* [OBJECTIVE] Extract all data as written.

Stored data
++++

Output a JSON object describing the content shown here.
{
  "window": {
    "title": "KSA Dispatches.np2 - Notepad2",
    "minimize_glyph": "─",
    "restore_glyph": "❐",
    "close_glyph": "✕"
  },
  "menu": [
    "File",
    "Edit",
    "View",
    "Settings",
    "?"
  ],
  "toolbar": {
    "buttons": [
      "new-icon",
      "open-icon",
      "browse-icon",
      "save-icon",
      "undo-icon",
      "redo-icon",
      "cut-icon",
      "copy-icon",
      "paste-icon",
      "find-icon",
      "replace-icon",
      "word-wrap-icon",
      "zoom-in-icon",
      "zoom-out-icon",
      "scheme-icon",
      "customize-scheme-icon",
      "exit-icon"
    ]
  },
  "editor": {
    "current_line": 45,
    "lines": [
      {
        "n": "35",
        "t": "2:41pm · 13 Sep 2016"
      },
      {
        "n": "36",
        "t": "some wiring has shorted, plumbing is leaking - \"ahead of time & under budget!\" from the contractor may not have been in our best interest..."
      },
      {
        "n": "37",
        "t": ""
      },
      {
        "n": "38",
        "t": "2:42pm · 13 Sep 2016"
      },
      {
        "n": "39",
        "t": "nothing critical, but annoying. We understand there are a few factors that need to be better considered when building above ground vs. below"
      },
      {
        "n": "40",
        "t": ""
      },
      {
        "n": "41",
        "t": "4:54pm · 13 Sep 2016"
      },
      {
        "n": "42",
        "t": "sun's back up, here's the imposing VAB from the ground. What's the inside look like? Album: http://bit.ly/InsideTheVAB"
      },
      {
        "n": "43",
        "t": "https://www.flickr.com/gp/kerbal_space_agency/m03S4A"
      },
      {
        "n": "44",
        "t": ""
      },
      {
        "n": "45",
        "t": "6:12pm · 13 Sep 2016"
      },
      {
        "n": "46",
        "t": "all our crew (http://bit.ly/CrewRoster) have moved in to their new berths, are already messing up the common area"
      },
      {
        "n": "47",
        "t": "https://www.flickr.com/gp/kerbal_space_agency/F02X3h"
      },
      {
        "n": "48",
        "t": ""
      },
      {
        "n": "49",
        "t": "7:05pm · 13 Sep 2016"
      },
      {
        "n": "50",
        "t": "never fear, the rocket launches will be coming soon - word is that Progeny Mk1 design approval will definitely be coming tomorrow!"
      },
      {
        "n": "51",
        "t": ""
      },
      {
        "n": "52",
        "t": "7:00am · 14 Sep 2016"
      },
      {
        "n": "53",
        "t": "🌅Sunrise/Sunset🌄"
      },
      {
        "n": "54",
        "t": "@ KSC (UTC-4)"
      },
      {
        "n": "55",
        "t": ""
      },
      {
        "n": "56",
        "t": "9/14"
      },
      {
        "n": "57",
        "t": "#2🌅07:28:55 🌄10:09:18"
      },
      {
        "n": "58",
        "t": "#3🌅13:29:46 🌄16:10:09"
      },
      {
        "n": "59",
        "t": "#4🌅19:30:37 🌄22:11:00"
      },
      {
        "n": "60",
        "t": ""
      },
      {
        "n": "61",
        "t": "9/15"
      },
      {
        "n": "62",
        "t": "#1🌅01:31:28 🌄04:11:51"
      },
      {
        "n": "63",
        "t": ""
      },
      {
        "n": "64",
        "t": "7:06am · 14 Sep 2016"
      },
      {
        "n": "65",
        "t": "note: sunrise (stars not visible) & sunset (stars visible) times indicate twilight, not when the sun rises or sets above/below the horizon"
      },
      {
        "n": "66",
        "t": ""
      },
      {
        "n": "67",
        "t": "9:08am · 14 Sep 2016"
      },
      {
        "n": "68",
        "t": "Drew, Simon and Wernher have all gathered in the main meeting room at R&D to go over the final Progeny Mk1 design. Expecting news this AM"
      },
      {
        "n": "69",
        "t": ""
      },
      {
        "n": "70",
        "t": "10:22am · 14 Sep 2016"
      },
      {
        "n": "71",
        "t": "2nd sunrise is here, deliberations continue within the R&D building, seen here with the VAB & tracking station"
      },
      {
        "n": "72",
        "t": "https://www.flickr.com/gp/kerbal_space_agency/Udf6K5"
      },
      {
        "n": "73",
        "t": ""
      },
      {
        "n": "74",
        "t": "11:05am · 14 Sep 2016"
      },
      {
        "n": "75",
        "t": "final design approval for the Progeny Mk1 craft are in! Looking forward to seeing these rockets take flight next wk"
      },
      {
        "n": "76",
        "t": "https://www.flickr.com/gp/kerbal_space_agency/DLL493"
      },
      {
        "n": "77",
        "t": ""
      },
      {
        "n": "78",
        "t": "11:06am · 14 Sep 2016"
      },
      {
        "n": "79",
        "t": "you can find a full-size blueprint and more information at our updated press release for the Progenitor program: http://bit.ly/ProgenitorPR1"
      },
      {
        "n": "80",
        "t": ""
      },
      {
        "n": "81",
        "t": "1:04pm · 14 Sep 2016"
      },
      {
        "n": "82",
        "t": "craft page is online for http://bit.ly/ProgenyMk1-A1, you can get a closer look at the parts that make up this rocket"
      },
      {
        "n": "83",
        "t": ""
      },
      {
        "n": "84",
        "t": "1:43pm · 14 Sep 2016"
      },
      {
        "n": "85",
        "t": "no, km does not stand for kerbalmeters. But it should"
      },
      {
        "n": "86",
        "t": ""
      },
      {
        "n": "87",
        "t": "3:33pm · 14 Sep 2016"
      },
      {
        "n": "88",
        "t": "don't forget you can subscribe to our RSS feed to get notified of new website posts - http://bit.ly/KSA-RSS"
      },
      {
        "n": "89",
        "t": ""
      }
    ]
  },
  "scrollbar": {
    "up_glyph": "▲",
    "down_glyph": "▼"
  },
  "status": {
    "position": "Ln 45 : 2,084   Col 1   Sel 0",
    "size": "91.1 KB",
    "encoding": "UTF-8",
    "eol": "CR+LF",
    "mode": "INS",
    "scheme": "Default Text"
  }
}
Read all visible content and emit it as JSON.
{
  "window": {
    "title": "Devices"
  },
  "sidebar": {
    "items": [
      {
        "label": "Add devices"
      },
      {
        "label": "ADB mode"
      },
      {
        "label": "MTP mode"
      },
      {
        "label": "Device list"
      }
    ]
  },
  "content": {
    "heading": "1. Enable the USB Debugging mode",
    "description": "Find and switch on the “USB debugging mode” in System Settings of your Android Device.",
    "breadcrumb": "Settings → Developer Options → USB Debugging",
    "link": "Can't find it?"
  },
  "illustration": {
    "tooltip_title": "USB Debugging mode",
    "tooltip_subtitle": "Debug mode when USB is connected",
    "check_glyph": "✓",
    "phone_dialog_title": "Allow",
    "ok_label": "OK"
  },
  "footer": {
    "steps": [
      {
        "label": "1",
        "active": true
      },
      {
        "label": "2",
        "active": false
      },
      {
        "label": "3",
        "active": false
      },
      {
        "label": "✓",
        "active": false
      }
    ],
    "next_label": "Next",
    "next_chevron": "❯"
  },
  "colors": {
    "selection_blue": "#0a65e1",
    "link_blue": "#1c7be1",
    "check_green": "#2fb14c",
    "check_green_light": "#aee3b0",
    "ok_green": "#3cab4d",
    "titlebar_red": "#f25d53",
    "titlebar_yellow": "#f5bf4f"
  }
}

++++

* [CORRECT RESULT]
Output a JSON object describing the content shown here.
{
  "window": {
    "title": "KSA Dispatches.np2 - Notepad2",
    "minimize_glyph": "─",
    "restore_glyph": "❐",
    "close_glyph": "✕"
  },
  "menu": [
    "File",
    "Edit",
    "View",
    "Settings",
    "?"
  ],
  "toolbar": {
    "buttons": [
      "new-icon",
      "open-icon",
      "browse-icon",
      "save-icon",
      "undo-icon",
      "redo-icon",
      "cut-icon",
      "copy-icon",
      "paste-icon",
      "find-icon",
      "replace-icon",
      "word-wrap-icon",
      "zoom-in-icon",
      "zoom-out-icon",
      "scheme-icon",
      "customize-scheme-icon",
      "exit-icon"
    ]
  },
  "editor": {
    "current_line": 45,
    "lines": [
      {
        "n": "35",
        "t": "2:41pm · 13 Sep 2016"
      },
      {
        "n": "36",
        "t": "some wiring has shorted, plumbing is leaking - \"ahead of time & under budget!\" from the contractor may not have been in our best interest..."
      },
      {
        "n": "37",
        "t": ""
      },
      {
        "n": "38",
        "t": "2:42pm · 13 Sep 2016"
      },
      {
        "n": "39",
        "t": "nothing critical, but annoying. We understand there are a few factors that need to be better considered when building above ground vs. below"
      },
      {
        "n": "40",
        "t": ""
      },
      {
        "n": "41",
        "t": "4:54pm · 13 Sep 2016"
      },
      {
        "n": "42",
        "t": "sun's back up, here's the imposing VAB from the ground. What's the inside look like? Album: http://bit.ly/InsideTheVAB"
      },
      {
        "n": "43",
        "t": "https://www.flickr.com/gp/kerbal_space_agency/m03S4A"
      },
      {
        "n": "44",
        "t": ""
      },
      {
        "n": "45",
        "t": "6:12pm · 13 Sep 2016"
      },
      {
        "n": "46",
        "t": "all our crew (http://bit.ly/CrewRoster) have moved in to their new berths, are already messing up the common area"
      },
      {
        "n": "47",
        "t": "https://www.flickr.com/gp/kerbal_space_agency/F02X3h"
      },
      {
        "n": "48",
        "t": ""
      },
      {
        "n": "49",
        "t": "7:05pm · 13 Sep 2016"
      },
      {
        "n": "50",
        "t": "never fear, the rocket launches will be coming soon - word is that Progeny Mk1 design approval will definitely be coming tomorrow!"
      },
      {
        "n": "51",
        "t": ""
      },
      {
        "n": "52",
        "t": "7:00am · 14 Sep 2016"
      },
      {
        "n": "53",
        "t": "🌅Sunrise/Sunset🌄"
      },
      {
        "n": "54",
        "t": "@ KSC (UTC-4)"
      },
      {
        "n": "55",
        "t": ""
      },
      {
        "n": "56",
        "t": "9/14"
      },
      {
        "n": "57",
        "t": "#2🌅07:28:55 🌄10:09:18"
      },
      {
        "n": "58",
        "t": "#3🌅13:29:46 🌄16:10:09"
      },
      {
        "n": "59",
        "t": "#4🌅19:30:37 🌄22:11:00"
      },
      {
        "n": "60",
        "t": ""
      },
      {
        "n": "61",
        "t": "9/15"
      },
      {
        "n": "62",
        "t": "#1🌅01:31:28 🌄04:11:51"
      },
      {
        "n": "63",
        "t": ""
      },
      {
        "n": "64",
        "t": "7:06am · 14 Sep 2016"
      },
      {
        "n": "65",
        "t": "note: sunrise (stars not visible) & sunset (stars visible) times indicate twilight, not when the sun rises or sets above/below the horizon"
      },
      {
        "n": "66",
        "t": ""
      },
      {
        "n": "67",
        "t": "9:08am · 14 Sep 2016"
      },
      {
        "n": "68",
        "t": "Drew, Simon and Wernher have all gathered in the main meeting room at R&D to go over the final Progeny Mk1 design. Expecting news this AM"
      },
      {
        "n": "69",
        "t": ""
      },
      {
        "n": "70",
        "t": "10:22am · 14 Sep 2016"
      },
      {
        "n": "71",
        "t": "2nd sunrise is here, deliberations continue within the R&D building, seen here with the VAB & tracking station"
      },
      {
        "n": "72",
        "t": "https://www.flickr.com/gp/kerbal_space_agency/Udf6K5"
      },
      {
        "n": "73",
        "t": ""
      },
      {
        "n": "74",
        "t": "11:05am · 14 Sep 2016"
      },
      {
        "n": "75",
        "t": "final design approval for the Progeny Mk1 craft are in! Looking forward to seeing these rockets take flight next wk"
      },
      {
        "n": "76",
        "t": "https://www.flickr.com/gp/kerbal_space_agency/DLL493"
      },
      {
        "n": "77",
        "t": ""
      },
      {
        "n": "78",
        "t": "11:06am · 14 Sep 2016"
      },
      {
        "n": "79",
        "t": "you can find a full-size blueprint and more information at our updated press release for the Progenitor program: http://bit.ly/ProgenitorPR1"
      },
      {
        "n": "80",
        "t": ""
      },
      {
        "n": "81",
        "t": "1:04pm · 14 Sep 2016"
      },
      {
        "n": "82",
        "t": "craft page is online for http://bit.ly/ProgenyMk1-A1, you can get a closer look at the parts that make up this rocket"
      },
      {
        "n": "83",
        "t": ""
      },
      {
        "n": "84",
        "t": "1:43pm · 14 Sep 2016"
      },
      {
        "n": "85",
        "t": "no, km does not stand for kerbalmeters. But it should"
      },
      {
        "n": "86",
        "t": ""
      },
      {
        "n": "87",
        "t": "3:33pm · 14 Sep 2016"
      },
      {
        "n": "88",
        "t": "don't forget you can subscribe to our RSS feed to get notified of new website posts - http://bit.ly/KSA-RSS"
      },
      {
        "n": "89",
        "t": ""
      }
    ]
  },
  "scrollbar": {
    "up_glyph": "▲",
    "down_glyph": "▼"
  },
  "status": {
    "position": "Ln 45 : 2,084   Col 1   Sel 0",
    "size": "91.1 KB",
    "encoding": "UTF-8",
    "eol": "CR+LF",
    "mode": "INS",
    "scheme": "Default Text"
  }
}
Read all visible content and emit it as JSON.
{
  "window": {
    "title": "Devices"
  },
  "sidebar": {
    "items": [
      {
        "label": "Add devices"
      },
      {
        "label": "ADB mode"
      },
      {
        "label": "MTP mode"
      },
      {
        "label": "Device list"
      }
    ]
  },
  "content": {
    "heading": "1. Enable the USB Debugging mode",
    "description": "Find and switch on the “USB debugging mode” in System Settings of your Android Device.",
    "breadcrumb": "Settings → Developer Options → USB Debugging",
    "link": "Can't find it?"
  },
  "illustration": {
    "tooltip_title": "USB Debugging mode",
    "tooltip_subtitle": "Debug mode when USB is connected",
    "check_glyph": "✓",
    "phone_dialog_title": "Allow",
    "ok_label": "OK"
  },
  "footer": {
    "steps": [
      {
        "label": "1",
        "active": true
      },
      {
        "label": "2",
        "active": false
      },
      {
        "label": "3",
        "active": false
      },
      {
        "label": "✓",
        "active": false
      }
    ],
    "next_label": "Next",
    "next_chevron": "❯"
  },
  "colors": {
    "selection_blue": "#0a65e1",
    "link_blue": "#1c7be1",
    "check_green": "#2fb14c",
    "check_green_light": "#aee3b0",
    "ok_green": "#3cab4d",
    "titlebar_red": "#f25d53",
    "titlebar_yellow": "#f5bf4f"
  }
}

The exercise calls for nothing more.